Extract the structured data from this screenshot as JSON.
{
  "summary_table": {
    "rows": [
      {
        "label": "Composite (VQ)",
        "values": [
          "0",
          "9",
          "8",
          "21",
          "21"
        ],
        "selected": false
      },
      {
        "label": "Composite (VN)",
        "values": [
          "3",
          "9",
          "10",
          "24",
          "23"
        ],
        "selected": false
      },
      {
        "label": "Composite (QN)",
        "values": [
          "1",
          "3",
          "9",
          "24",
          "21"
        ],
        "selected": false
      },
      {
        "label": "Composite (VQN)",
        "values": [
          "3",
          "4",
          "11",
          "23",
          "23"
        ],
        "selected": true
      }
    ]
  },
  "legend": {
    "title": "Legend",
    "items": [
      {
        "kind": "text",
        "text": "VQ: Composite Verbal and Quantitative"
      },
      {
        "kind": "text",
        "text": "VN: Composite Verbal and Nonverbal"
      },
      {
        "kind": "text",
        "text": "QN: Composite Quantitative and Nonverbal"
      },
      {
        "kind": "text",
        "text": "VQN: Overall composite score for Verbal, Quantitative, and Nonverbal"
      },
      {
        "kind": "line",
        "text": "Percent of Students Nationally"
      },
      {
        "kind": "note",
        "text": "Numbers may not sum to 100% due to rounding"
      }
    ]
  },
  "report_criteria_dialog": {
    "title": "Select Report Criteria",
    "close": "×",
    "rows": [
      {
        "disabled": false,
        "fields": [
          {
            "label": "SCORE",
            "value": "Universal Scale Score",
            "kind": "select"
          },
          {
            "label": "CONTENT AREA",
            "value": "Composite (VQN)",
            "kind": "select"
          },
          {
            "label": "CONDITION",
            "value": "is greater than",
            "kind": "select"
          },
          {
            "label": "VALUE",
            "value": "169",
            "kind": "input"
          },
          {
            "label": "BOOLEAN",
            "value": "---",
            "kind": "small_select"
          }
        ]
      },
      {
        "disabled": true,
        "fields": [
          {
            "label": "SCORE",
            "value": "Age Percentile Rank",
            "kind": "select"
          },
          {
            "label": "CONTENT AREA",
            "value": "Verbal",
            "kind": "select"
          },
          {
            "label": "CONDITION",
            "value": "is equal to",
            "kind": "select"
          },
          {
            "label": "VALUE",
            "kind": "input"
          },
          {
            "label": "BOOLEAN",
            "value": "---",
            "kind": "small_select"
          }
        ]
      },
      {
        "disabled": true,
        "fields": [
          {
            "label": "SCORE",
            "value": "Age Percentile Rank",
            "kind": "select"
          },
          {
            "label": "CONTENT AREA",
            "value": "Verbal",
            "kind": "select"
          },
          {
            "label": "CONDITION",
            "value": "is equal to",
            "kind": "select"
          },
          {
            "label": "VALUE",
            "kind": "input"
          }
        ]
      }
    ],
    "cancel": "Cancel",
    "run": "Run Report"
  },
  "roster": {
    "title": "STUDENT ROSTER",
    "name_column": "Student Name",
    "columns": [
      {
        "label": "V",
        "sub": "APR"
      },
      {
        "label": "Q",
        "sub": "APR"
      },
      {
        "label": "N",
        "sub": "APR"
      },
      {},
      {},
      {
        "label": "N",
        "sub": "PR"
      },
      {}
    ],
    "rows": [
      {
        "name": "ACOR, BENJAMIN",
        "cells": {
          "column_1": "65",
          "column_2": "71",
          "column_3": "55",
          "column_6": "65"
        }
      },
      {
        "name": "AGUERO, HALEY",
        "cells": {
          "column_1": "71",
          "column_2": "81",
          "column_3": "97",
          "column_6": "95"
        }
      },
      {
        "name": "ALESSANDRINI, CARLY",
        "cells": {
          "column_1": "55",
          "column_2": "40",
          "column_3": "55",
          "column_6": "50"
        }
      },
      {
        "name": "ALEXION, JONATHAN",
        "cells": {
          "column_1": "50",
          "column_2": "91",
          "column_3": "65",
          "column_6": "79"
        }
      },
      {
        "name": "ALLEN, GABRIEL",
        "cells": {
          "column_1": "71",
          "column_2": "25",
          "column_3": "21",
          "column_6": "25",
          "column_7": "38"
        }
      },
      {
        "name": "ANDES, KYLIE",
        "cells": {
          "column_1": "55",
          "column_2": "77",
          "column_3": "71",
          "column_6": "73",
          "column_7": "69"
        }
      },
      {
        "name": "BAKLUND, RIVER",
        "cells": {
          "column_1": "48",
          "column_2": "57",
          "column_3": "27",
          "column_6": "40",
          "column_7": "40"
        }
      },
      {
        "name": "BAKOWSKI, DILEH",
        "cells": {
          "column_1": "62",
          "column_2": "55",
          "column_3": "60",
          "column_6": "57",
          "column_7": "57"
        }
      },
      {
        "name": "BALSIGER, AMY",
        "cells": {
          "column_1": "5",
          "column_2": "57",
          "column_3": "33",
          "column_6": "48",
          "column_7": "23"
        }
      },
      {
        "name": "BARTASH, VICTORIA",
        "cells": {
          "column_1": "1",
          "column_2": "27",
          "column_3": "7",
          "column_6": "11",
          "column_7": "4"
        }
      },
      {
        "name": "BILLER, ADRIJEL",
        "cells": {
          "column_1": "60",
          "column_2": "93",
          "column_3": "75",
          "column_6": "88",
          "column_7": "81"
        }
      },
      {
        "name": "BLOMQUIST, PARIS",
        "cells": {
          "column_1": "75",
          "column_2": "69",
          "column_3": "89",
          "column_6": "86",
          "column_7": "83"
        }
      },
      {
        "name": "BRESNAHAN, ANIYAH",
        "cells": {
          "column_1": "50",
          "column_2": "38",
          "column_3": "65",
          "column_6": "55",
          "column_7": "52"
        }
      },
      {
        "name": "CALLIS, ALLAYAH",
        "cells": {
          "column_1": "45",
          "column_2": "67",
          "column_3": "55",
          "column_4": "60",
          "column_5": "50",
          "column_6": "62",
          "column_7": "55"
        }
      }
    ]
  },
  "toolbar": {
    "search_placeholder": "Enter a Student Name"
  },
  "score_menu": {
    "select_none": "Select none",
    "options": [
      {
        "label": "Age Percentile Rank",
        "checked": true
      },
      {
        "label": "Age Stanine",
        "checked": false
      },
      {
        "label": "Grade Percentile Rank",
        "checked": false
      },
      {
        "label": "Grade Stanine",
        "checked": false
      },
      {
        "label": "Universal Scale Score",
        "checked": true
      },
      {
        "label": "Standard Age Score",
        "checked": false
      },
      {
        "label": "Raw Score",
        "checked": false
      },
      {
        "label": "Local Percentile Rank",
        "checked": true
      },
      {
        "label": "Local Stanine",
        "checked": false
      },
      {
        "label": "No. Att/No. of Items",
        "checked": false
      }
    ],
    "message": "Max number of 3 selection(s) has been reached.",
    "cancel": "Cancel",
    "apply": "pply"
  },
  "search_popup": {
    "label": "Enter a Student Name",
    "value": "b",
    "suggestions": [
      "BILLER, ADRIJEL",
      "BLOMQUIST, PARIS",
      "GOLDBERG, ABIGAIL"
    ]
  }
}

※ ※ ※

The task:
Pick out the lines containing the word "title" and show them.

Result of this task:
    "title": "Legend",
    "title": "Select Report Criteria",
    "title": "STUDENT ROSTER",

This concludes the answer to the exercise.